# Task objective
Reproduce the listing below in its entirety. Change nothing.

# Saved entries
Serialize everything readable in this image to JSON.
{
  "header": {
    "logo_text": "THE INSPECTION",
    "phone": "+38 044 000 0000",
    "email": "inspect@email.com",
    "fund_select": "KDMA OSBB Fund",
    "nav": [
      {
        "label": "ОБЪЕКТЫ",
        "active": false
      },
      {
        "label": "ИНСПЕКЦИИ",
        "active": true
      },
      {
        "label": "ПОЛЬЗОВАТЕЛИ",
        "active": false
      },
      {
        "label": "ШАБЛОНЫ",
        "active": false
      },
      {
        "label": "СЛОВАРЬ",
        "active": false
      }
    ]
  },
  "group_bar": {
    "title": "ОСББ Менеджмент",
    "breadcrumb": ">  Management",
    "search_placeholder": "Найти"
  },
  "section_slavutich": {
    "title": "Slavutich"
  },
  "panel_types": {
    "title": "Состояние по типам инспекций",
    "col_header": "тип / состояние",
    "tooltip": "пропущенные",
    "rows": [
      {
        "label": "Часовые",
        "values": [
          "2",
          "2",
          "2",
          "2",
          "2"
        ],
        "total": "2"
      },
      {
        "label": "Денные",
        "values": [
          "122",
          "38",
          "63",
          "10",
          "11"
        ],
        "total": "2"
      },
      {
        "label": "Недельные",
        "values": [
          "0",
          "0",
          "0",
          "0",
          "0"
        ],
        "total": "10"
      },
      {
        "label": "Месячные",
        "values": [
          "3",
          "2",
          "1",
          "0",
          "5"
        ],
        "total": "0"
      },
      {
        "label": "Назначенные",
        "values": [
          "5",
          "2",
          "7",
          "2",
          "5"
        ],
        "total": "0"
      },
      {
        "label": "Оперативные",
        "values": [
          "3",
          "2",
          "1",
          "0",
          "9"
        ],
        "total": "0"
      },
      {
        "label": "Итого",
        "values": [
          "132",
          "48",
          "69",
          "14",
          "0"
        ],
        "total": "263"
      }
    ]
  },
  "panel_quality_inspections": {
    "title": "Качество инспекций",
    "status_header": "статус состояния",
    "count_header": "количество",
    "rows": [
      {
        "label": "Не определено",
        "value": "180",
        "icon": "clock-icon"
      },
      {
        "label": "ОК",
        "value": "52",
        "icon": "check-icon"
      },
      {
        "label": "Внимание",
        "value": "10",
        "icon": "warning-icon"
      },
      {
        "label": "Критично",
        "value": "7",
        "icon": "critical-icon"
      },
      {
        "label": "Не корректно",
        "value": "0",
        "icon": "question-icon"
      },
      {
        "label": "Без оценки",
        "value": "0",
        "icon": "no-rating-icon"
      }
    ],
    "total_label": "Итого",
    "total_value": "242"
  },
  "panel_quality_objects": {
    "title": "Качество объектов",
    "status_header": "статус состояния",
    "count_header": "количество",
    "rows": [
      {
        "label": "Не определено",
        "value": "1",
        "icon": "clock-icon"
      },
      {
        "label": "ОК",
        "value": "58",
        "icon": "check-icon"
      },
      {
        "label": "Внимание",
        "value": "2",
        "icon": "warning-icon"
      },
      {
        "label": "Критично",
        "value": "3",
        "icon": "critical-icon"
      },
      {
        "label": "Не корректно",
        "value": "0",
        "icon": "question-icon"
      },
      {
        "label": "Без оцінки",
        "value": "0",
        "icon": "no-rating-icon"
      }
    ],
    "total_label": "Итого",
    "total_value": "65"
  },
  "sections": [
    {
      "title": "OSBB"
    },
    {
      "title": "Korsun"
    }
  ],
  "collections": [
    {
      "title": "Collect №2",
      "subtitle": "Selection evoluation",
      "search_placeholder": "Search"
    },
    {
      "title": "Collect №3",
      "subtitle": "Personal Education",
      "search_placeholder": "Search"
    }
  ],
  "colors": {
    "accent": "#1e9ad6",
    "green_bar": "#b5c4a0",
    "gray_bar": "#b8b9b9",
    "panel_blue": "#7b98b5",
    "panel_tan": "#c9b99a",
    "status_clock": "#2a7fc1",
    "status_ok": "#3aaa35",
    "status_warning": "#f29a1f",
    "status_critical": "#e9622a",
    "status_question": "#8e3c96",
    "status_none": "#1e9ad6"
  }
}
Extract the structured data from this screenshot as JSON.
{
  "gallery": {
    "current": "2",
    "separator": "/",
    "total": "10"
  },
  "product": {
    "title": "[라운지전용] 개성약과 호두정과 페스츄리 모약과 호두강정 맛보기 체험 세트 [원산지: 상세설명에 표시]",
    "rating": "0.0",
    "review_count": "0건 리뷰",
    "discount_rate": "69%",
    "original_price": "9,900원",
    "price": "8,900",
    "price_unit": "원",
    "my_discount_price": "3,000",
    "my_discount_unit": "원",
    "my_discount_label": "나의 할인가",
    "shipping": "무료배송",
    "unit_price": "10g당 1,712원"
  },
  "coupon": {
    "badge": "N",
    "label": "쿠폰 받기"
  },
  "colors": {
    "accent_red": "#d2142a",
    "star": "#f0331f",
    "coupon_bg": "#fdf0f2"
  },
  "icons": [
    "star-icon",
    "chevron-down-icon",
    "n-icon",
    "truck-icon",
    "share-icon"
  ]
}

# Result of this exercise
Serialize everything readable in this image to JSON.
{
  "header": {
    "logo_text": "THE INSPECTION",
    "phone": "+38 044 000 0000",
    "email": "inspect@email.com",
    "fund_select": "KDMA OSBB Fund",
    "nav": [
      {
        "label": "ОБЪЕКТЫ",
        "active": false
      },
      {
        "label": "ИНСПЕКЦИИ",
        "active": true
      },
      {
        "label": "ПОЛЬЗОВАТЕЛИ",
        "active": false
      },
      {
        "label": "ШАБЛОНЫ",
        "active": false
      },
      {
        "label": "СЛОВАРЬ",
        "active": false
      }
    ]
  },
  "group_bar": {
    "title": "ОСББ Менеджмент",
    "breadcrumb": ">  Management",
    "search_placeholder": "Найти"
  },
  "section_slavutich": {
    "title": "Slavutich"
  },
  "panel_types": {
    "title": "Состояние по типам инспекций",
    "col_header": "тип / состояние",
    "tooltip": "пропущенные",
    "rows": [
      {
        "label": "Часовые",
        "values": [
          "2",
          "2",
          "2",
          "2",
          "2"
        ],
        "total": "2"
      },
      {
        "label": "Денные",
        "values": [
          "122",
          "38",
          "63",
          "10",
          "11"
        ],
        "total": "2"
      },
      {
        "label": "Недельные",
        "values": [
          "0",
          "0",
          "0",
          "0",
          "0"
        ],
        "total": "10"
      },
      {
        "label": "Месячные",
        "values": [
          "3",
          "2",
          "1",
          "0",
          "5"
        ],
        "total": "0"
      },
      {
        "label": "Назначенные",
        "values": [
          "5",
          "2",
          "7",
          "2",
          "5"
        ],
        "total": "0"
      },
      {
        "label": "Оперативные",
        "values": [
          "3",
          "2",
          "1",
          "0",
          "9"
        ],
        "total": "0"
      },
      {
        "label": "Итого",
        "values": [
          "132",
          "48",
          "69",
          "14",
          "0"
        ],
        "total": "263"
      }
    ]
  },
  "panel_quality_inspections": {
    "title": "Качество инспекций",
    "status_header": "статус состояния",
    "count_header": "количество",
    "rows": [
      {
        "label": "Не определено",
        "value": "180",
        "icon": "clock-icon"
      },
      {
        "label": "ОК",
        "value": "52",
        "icon": "check-icon"
      },
      {
        "label": "Внимание",
        "value": "10",
        "icon": "warning-icon"
      },
      {
        "label": "Критично",
        "value": "7",
        "icon": "critical-icon"
      },
      {
        "label": "Не корректно",
        "value": "0",
        "icon": "question-icon"
      },
      {
        "label": "Без оценки",
        "value": "0",
        "icon": "no-rating-icon"
      }
    ],
    "total_label": "Итого",
    "total_value": "242"
  },
  "panel_quality_objects": {
    "title": "Качество объектов",
    "status_header": "статус состояния",
    "count_header": "количество",
    "rows": [
      {
        "label": "Не определено",
        "value": "1",
        "icon": "clock-icon"
      },
      {
        "label": "ОК",
        "value": "58",
        "icon": "check-icon"
      },
      {
        "label": "Внимание",
        "value": "2",
        "icon": "warning-icon"
      },
      {
        "label": "Критично",
        "value": "3",
        "icon": "critical-icon"
      },
      {
        "label": "Не корректно",
        "value": "0",
        "icon": "question-icon"
      },
      {
        "label": "Без оцінки",
        "value": "0",
        "icon": "no-rating-icon"
      }
    ],
    "total_label": "Итого",
    "total_value": "65"
  },
  "sections": [
    {
      "title": "OSBB"
    },
    {
      "title": "Korsun"
    }
  ],
  "collections": [
    {
      "title": "Collect №2",
      "subtitle": "Selection evoluation",
      "search_placeholder": "Search"
    },
    {
      "title": "Collect №3",
      "subtitle": "Personal Education",
      "search_placeholder": "Search"
    }
  ],
  "colors": {
    "accent": "#1e9ad6",
    "green_bar": "#b5c4a0",
    "gray_bar": "#b8b9b9",
    "panel_blue": "#7b98b5",
    "panel_tan": "#c9b99a",
    "status_clock": "#2a7fc1",
    "status_ok": "#3aaa35",
    "status_warning": "#f29a1f",
    "status_critical": "#e9622a",
    "status_question": "#8e3c96",
    "status_none": "#1e9ad6"
  }
}
Extract the structured data from this screenshot as JSON.
{
  "gallery": {
    "current": "2",
    "separator": "/",
    "total": "10"
  },
  "product": {
    "title": "[라운지전용] 개성약과 호두정과 페스츄리 모약과 호두강정 맛보기 체험 세트 [원산지: 상세설명에 표시]",
    "rating": "0.0",
    "review_count": "0건 리뷰",
    "discount_rate": "69%",
    "original_price": "9,900원",
    "price": "8,900",
    "price_unit": "원",
    "my_discount_price": "3,000",
    "my_discount_unit": "원",
    "my_discount_label": "나의 할인가",
    "shipping": "무료배송",
    "unit_price": "10g당 1,712원"
  },
  "coupon": {
    "badge": "N",
    "label": "쿠폰 받기"
  },
  "colors": {
    "accent_red": "#d2142a",
    "star": "#f0331f",
    "coupon_bg": "#fdf0f2"
  },
  "icons": [
    "star-icon",
    "chevron-down-icon",
    "n-icon",
    "truck-icon",
    "share-icon"
  ]
}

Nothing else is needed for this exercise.